Given instruction: Print all the entries verbatim.

---*---

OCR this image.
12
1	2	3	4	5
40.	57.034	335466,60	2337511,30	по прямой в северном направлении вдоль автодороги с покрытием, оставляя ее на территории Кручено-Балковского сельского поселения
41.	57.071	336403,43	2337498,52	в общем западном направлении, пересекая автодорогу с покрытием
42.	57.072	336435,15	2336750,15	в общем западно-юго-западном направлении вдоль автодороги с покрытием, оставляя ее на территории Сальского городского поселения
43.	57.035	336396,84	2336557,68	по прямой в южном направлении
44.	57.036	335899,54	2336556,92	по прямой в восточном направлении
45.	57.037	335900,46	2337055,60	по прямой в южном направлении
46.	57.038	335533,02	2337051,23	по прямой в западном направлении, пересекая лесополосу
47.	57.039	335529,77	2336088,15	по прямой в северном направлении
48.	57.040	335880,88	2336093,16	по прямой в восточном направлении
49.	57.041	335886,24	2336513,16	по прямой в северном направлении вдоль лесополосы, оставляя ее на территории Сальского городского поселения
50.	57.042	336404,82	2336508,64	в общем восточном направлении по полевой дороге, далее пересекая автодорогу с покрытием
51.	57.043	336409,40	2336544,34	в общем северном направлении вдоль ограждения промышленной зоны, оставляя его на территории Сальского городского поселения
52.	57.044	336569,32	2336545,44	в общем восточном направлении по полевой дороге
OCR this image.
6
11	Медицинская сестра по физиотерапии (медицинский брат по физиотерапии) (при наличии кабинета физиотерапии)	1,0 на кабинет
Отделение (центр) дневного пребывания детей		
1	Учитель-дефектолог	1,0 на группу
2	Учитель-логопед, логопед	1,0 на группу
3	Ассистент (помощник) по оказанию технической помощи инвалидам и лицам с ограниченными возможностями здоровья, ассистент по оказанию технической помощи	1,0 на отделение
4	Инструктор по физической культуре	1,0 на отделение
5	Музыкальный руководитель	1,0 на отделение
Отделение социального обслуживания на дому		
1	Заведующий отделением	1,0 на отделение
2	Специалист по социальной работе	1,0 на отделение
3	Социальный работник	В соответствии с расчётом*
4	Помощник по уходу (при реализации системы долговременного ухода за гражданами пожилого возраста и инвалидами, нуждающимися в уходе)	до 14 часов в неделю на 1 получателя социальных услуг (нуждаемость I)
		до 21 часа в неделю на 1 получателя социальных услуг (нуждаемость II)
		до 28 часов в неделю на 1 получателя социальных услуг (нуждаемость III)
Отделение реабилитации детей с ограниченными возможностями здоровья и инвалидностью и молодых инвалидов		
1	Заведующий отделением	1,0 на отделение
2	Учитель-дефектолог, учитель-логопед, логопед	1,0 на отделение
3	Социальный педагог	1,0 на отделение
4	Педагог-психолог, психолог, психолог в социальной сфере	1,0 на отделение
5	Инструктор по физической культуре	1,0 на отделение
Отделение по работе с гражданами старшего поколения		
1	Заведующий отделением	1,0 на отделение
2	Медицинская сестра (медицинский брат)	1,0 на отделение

---*---

Task response:
OCR this image.
12
1	2	3	4	5
40.	57.034	335466,60	2337511,30	по прямой в северном направлении вдоль автодороги с покрытием, оставляя ее на территории Кручено-Балковского сельского поселения
41.	57.071	336403,43	2337498,52	в общем западном направлении, пересекая автодорогу с покрытием
42.	57.072	336435,15	2336750,15	в общем западно-юго-западном направлении вдоль автодороги с покрытием, оставляя ее на территории Сальского городского поселения
43.	57.035	336396,84	2336557,68	по прямой в южном направлении
44.	57.036	335899,54	2336556,92	по прямой в восточном направлении
45.	57.037	335900,46	2337055,60	по прямой в южном направлении
46.	57.038	335533,02	2337051,23	по прямой в западном направлении, пересекая лесополосу
47.	57.039	335529,77	2336088,15	по прямой в северном направлении
48.	57.040	335880,88	2336093,16	по прямой в восточном направлении
49.	57.041	335886,24	2336513,16	по прямой в северном направлении вдоль лесополосы, оставляя ее на территории Сальского городского поселения
50.	57.042	336404,82	2336508,64	в общем восточном направлении по полевой дороге, далее пересекая автодорогу с покрытием
51.	57.043	336409,40	2336544,34	в общем северном направлении вдоль ограждения промышленной зоны, оставляя его на территории Сальского городского поселения
52.	57.044	336569,32	2336545,44	в общем восточном направлении по полевой дороге
OCR this image.
6
11	Медицинская сестра по физиотерапии (медицинский брат по физиотерапии) (при наличии кабинета физиотерапии)	1,0 на кабинет
Отделение (центр) дневного пребывания детей		
1	Учитель-дефектолог	1,0 на группу
2	Учитель-логопед, логопед	1,0 на группу
3	Ассистент (помощник) по оказанию технической помощи инвалидам и лицам с ограниченными возможностями здоровья, ассистент по оказанию технической помощи	1,0 на отделение
4	Инструктор по физической культуре	1,0 на отделение
5	Музыкальный руководитель	1,0 на отделение
Отделение социального обслуживания на дому		
1	Заведующий отделением	1,0 на отделение
2	Специалист по социальной работе	1,0 на отделение
3	Социальный работник	В соответствии с расчётом*
4	Помощник по уходу (при реализации системы долговременного ухода за гражданами пожилого возраста и инвалидами, нуждающимися в уходе)	до 14 часов в неделю на 1 получателя социальных услуг (нуждаемость I)
		до 21 часа в неделю на 1 получателя социальных услуг (нуждаемость II)
		до 28 часов в неделю на 1 получателя социальных услуг (нуждаемость III)
Отделение реабилитации детей с ограниченными возможностями здоровья и инвалидностью и молодых инвалидов		
1	Заведующий отделением	1,0 на отделение
2	Учитель-дефектолог, учитель-логопед, логопед	1,0 на отделение
3	Социальный педагог	1,0 на отделение
4	Педагог-психолог, психолог, психолог в социальной сфере	1,0 на отделение
5	Инструктор по физической культуре	1,0 на отделение
Отделение по работе с гражданами старшего поколения		
1	Заведующий отделением	1,0 на отделение
2	Медицинская сестра (медицинский брат)	1,0 на отделение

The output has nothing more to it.